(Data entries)
....................
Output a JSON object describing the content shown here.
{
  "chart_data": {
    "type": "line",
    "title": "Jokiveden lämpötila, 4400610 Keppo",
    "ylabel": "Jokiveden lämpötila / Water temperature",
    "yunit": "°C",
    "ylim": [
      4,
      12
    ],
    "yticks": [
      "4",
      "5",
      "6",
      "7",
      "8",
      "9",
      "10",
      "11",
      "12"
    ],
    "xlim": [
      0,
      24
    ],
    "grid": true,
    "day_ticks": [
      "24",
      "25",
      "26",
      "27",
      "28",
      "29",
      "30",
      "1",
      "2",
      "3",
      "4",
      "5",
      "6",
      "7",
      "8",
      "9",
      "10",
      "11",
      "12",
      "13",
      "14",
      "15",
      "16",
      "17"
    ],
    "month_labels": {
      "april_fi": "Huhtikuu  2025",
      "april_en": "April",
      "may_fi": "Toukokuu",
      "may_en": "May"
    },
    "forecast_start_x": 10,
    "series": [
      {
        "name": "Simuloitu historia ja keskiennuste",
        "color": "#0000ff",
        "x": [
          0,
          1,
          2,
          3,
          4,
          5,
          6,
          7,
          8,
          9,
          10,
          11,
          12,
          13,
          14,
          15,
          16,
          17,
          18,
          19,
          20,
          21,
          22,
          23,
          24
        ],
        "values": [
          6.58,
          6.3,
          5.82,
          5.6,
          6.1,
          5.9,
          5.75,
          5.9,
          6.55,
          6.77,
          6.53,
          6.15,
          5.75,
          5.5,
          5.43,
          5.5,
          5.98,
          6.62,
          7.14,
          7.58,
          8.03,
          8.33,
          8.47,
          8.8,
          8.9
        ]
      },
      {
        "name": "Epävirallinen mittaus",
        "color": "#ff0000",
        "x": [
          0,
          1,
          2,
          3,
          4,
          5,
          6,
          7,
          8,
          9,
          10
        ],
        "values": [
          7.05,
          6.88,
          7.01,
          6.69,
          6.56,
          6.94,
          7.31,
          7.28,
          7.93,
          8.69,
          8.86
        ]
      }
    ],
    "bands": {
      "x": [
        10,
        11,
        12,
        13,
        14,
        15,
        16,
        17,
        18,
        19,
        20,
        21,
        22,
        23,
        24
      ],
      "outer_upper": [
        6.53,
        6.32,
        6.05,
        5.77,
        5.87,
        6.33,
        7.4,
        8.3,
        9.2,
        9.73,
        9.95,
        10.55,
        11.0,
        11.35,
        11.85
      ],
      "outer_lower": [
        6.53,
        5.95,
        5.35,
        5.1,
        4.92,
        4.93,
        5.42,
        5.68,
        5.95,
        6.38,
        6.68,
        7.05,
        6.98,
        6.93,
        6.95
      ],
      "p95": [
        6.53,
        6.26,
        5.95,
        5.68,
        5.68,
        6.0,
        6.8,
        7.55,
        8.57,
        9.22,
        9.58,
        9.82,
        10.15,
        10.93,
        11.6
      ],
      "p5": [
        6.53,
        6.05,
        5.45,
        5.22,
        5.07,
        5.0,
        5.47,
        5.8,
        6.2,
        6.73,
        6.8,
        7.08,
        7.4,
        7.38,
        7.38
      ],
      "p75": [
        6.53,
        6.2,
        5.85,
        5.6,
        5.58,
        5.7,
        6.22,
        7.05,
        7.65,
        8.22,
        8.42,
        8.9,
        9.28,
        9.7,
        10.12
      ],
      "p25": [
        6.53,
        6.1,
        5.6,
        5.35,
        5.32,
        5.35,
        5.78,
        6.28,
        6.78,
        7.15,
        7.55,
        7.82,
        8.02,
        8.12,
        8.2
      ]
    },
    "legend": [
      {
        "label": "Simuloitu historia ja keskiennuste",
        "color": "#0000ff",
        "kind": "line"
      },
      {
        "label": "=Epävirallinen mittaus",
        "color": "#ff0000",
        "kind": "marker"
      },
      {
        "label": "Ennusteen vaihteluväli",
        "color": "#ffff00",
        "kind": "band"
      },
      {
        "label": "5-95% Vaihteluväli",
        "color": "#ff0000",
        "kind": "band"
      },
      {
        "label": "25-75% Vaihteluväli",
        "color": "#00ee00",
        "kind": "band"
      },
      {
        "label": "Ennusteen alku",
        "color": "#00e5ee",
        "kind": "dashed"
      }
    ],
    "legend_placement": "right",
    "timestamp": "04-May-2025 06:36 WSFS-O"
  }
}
....................
*What you should do*
Restate each record above exactly, leaving nothing out.

*Output of the task*
Output a JSON object describing the content shown here.
{
  "chart_data": {
    "type": "line",
    "title": "Jokiveden lämpötila, 4400610 Keppo",
    "ylabel": "Jokiveden lämpötila / Water temperature",
    "yunit": "°C",
    "ylim": [
      4,
      12
    ],
    "yticks": [
      "4",
      "5",
      "6",
      "7",
      "8",
      "9",
      "10",
      "11",
      "12"
    ],
    "xlim": [
      0,
      24
    ],
    "grid": true,
    "day_ticks": [
      "24",
      "25",
      "26",
      "27",
      "28",
      "29",
      "30",
      "1",
      "2",
      "3",
      "4",
      "5",
      "6",
      "7",
      "8",
      "9",
      "10",
      "11",
      "12",
      "13",
      "14",
      "15",
      "16",
      "17"
    ],
    "month_labels": {
      "april_fi": "Huhtikuu  2025",
      "april_en": "April",
      "may_fi": "Toukokuu",
      "may_en": "May"
    },
    "forecast_start_x": 10,
    "series": [
      {
        "name": "Simuloitu historia ja keskiennuste",
        "color": "#0000ff",
        "x": [
          0,
          1,
          2,
          3,
          4,
          5,
          6,
          7,
          8,
          9,
          10,
          11,
          12,
          13,
          14,
          15,
          16,
          17,
          18,
          19,
          20,
          21,
          22,
          23,
          24
        ],
        "values": [
          6.58,
          6.3,
          5.82,
          5.6,
          6.1,
          5.9,
          5.75,
          5.9,
          6.55,
          6.77,
          6.53,
          6.15,
          5.75,
          5.5,
          5.43,
          5.5,
          5.98,
          6.62,
          7.14,
          7.58,
          8.03,
          8.33,
          8.47,
          8.8,
          8.9
        ]
      },
      {
        "name": "Epävirallinen mittaus",
        "color": "#ff0000",
        "x": [
          0,
          1,
          2,
          3,
          4,
          5,
          6,
          7,
          8,
          9,
          10
        ],
        "values": [
          7.05,
          6.88,
          7.01,
          6.69,
          6.56,
          6.94,
          7.31,
          7.28,
          7.93,
          8.69,
          8.86
        ]
      }
    ],
    "bands": {
      "x": [
        10,
        11,
        12,
        13,
        14,
        15,
        16,
        17,
        18,
        19,
        20,
        21,
        22,
        23,
        24
      ],
      "outer_upper": [
        6.53,
        6.32,
        6.05,
        5.77,
        5.87,
        6.33,
        7.4,
        8.3,
        9.2,
        9.73,
        9.95,
        10.55,
        11.0,
        11.35,
        11.85
      ],
      "outer_lower": [
        6.53,
        5.95,
        5.35,
        5.1,
        4.92,
        4.93,
        5.42,
        5.68,
        5.95,
        6.38,
        6.68,
        7.05,
        6.98,
        6.93,
        6.95
      ],
      "p95": [
        6.53,
        6.26,
        5.95,
        5.68,
        5.68,
        6.0,
        6.8,
        7.55,
        8.57,
        9.22,
        9.58,
        9.82,
        10.15,
        10.93,
        11.6
      ],
      "p5": [
        6.53,
        6.05,
        5.45,
        5.22,
        5.07,
        5.0,
        5.47,
        5.8,
        6.2,
        6.73,
        6.8,
        7.08,
        7.4,
        7.38,
        7.38
      ],
      "p75": [
        6.53,
        6.2,
        5.85,
        5.6,
        5.58,
        5.7,
        6.22,
        7.05,
        7.65,
        8.22,
        8.42,
        8.9,
        9.28,
        9.7,
        10.12
      ],
      "p25": [
        6.53,
        6.1,
        5.6,
        5.35,
        5.32,
        5.35,
        5.78,
        6.28,
        6.78,
        7.15,
        7.55,
        7.82,
        8.02,
        8.12,
        8.2
      ]
    },
    "legend": [
      {
        "label": "Simuloitu historia ja keskiennuste",
        "color": "#0000ff",
        "kind": "line"
      },
      {
        "label": "=Epävirallinen mittaus",
        "color": "#ff0000",
        "kind": "marker"
      },
      {
        "label": "Ennusteen vaihteluväli",
        "color": "#ffff00",
        "kind": "band"
      },
      {
        "label": "5-95% Vaihteluväli",
        "color": "#ff0000",
        "kind": "band"
      },
      {
        "label": "25-75% Vaihteluväli",
        "color": "#00ee00",
        "kind": "band"
      },
      {
        "label": "Ennusteen alku",
        "color": "#00e5ee",
        "kind": "dashed"
      }
    ],
    "legend_placement": "right",
    "timestamp": "04-May-2025 06:36 WSFS-O"
  }
}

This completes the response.